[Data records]

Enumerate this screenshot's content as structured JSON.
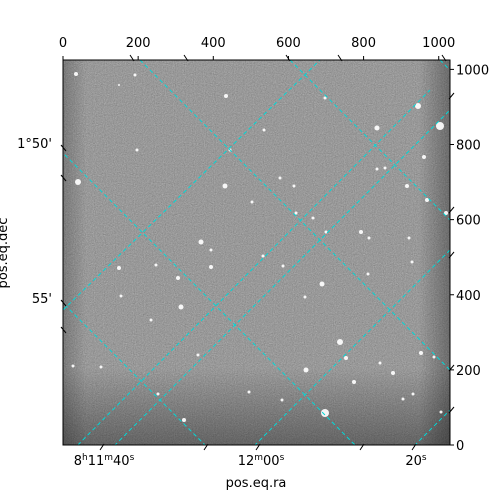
{
  "figure": {
    "xlabel": "pos.eq.ra",
    "ylabel": "pos.eq.dec"
  },
  "pixel_axes": {
    "x_ticks": [
      "0",
      "200",
      "400",
      "600",
      "800",
      "1000"
    ],
    "x_values": [
      0,
      200,
      400,
      600,
      800,
      1000
    ],
    "y_ticks": [
      "0",
      "200",
      "400",
      "600",
      "800",
      "1000"
    ],
    "y_values": [
      0,
      200,
      400,
      600,
      800,
      1000
    ]
  },
  "world_axes": {
    "ra_labels": [
      {
        "h": "8",
        "hs": "h",
        "m": "11",
        "ms": "m",
        "s": "40",
        "ss": "s"
      },
      {
        "h": "",
        "hs": "",
        "m": "12",
        "ms": "m",
        "s": "00",
        "ss": "s"
      },
      {
        "h": "",
        "hs": "",
        "m": "",
        "ms": "",
        "s": "20",
        "ss": "s"
      }
    ],
    "dec_labels": [
      "1°50'",
      "55'"
    ]
  },
  "colors": {
    "grid": "#00d8d8",
    "image_background": "#7a7a7a"
  }
}
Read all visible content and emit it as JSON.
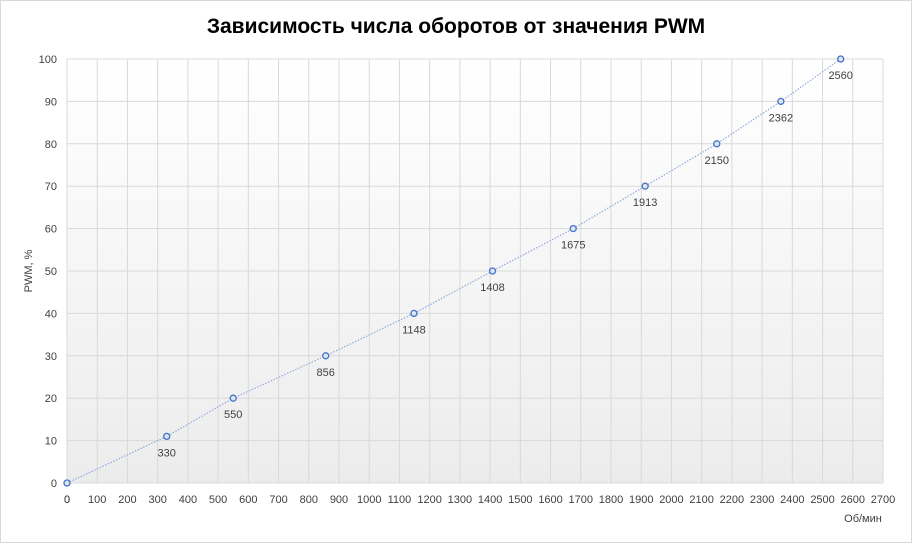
{
  "chart_data": {
    "type": "scatter",
    "title": "Зависимость числа оборотов от значения PWM",
    "xlabel": "Об/мин",
    "ylabel": "PWM, %",
    "xlim": [
      0,
      2700
    ],
    "ylim": [
      0,
      100
    ],
    "x_ticks": [
      "0",
      "100",
      "200",
      "300",
      "400",
      "500",
      "600",
      "700",
      "800",
      "900",
      "1000",
      "1100",
      "1200",
      "1300",
      "1400",
      "1500",
      "1600",
      "1700",
      "1800",
      "1900",
      "2000",
      "2100",
      "2200",
      "2300",
      "2400",
      "2500",
      "2600",
      "2700"
    ],
    "y_ticks": [
      "0",
      "10",
      "20",
      "30",
      "40",
      "50",
      "60",
      "70",
      "80",
      "90",
      "100"
    ],
    "grid": true,
    "series": [
      {
        "x": [
          0,
          330,
          550,
          856,
          1148,
          1408,
          1675,
          1913,
          2150,
          2362,
          2560
        ],
        "y": [
          0,
          11,
          20,
          30,
          40,
          50,
          60,
          70,
          80,
          90,
          100
        ],
        "labels": [
          "0",
          "330",
          "550",
          "856",
          "1148",
          "1408",
          "1675",
          "1913",
          "2150",
          "2362",
          "2560"
        ]
      }
    ],
    "colors": {
      "marker": "#4472c4",
      "line": "#8faadc",
      "grid": "#d9d9d9"
    }
  }
}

| The exercise |
Scan the material above. Copy each line that holds the word "JSON".

| Expected output |
Enumerate this screenshot's content as structured JSON.
Read all visible content and emit it as JSON.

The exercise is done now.